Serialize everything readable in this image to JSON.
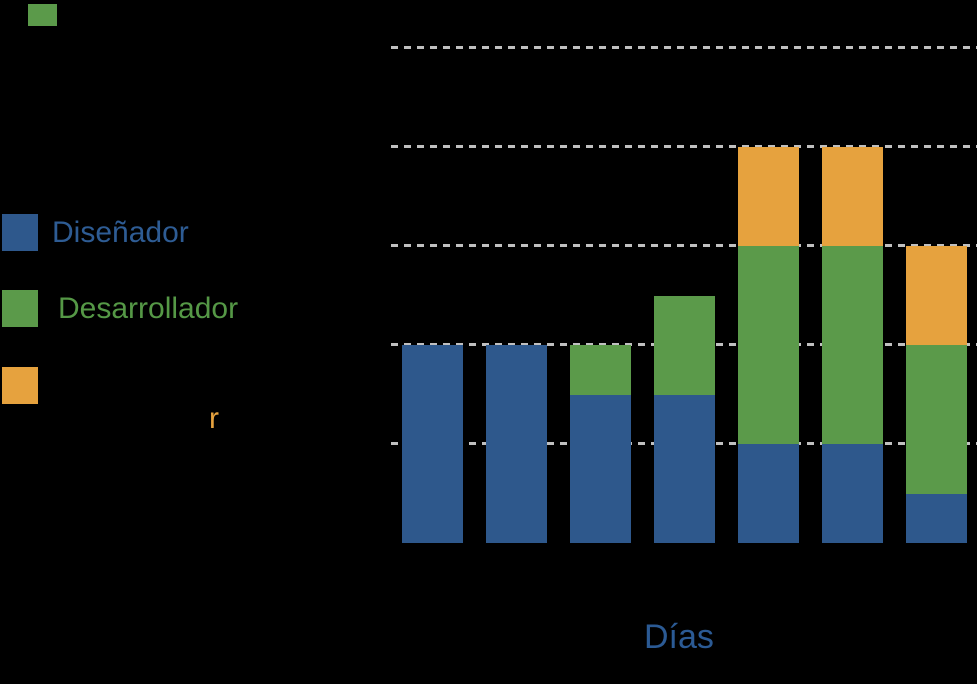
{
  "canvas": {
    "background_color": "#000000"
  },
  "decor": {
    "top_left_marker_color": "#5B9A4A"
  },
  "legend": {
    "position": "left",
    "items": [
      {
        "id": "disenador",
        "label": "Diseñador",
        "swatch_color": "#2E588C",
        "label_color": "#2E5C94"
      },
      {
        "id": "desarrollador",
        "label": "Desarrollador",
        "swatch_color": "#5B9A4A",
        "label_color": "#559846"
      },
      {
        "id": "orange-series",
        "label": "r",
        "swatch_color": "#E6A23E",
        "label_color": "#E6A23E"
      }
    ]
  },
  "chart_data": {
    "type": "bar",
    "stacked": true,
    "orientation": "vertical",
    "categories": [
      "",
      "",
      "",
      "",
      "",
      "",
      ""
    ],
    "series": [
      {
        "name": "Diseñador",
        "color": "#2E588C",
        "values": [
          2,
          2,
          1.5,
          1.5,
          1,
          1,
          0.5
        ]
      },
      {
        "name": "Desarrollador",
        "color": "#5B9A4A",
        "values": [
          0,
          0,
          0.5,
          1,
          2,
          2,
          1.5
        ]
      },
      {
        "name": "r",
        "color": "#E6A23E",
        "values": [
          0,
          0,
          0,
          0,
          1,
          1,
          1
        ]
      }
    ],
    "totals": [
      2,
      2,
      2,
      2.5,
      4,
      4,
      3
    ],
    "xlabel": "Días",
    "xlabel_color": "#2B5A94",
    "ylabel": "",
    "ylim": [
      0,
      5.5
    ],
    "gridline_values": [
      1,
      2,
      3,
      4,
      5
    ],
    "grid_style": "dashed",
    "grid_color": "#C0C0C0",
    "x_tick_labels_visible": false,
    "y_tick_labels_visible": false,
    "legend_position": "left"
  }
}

********

_Exercise requirements_
Output the entries above exactly, without their pictures.

_Complete answer_
Serialize everything readable in this image to JSON.
{
  "canvas": {
    "background_color": "#000000"
  },
  "decor": {
    "top_left_marker_color": "#5B9A4A"
  },
  "legend": {
    "position": "left",
    "items": [
      {
        "id": "disenador",
        "label": "Diseñador",
        "swatch_color": "#2E588C",
        "label_color": "#2E5C94"
      },
      {
        "id": "desarrollador",
        "label": "Desarrollador",
        "swatch_color": "#5B9A4A",
        "label_color": "#559846"
      },
      {
        "id": "orange-series",
        "label": "r",
        "swatch_color": "#E6A23E",
        "label_color": "#E6A23E"
      }
    ]
  },
  "chart_data": {
    "type": "bar",
    "stacked": true,
    "orientation": "vertical",
    "categories": [
      "",
      "",
      "",
      "",
      "",
      "",
      ""
    ],
    "series": [
      {
        "name": "Diseñador",
        "color": "#2E588C",
        "values": [
          2,
          2,
          1.5,
          1.5,
          1,
          1,
          0.5
        ]
      },
      {
        "name": "Desarrollador",
        "color": "#5B9A4A",
        "values": [
          0,
          0,
          0.5,
          1,
          2,
          2,
          1.5
        ]
      },
      {
        "name": "r",
        "color": "#E6A23E",
        "values": [
          0,
          0,
          0,
          0,
          1,
          1,
          1
        ]
      }
    ],
    "totals": [
      2,
      2,
      2,
      2.5,
      4,
      4,
      3
    ],
    "xlabel": "Días",
    "xlabel_color": "#2B5A94",
    "ylabel": "",
    "ylim": [
      0,
      5.5
    ],
    "gridline_values": [
      1,
      2,
      3,
      4,
      5
    ],
    "grid_style": "dashed",
    "grid_color": "#C0C0C0",
    "x_tick_labels_visible": false,
    "y_tick_labels_visible": false,
    "legend_position": "left"
  }
}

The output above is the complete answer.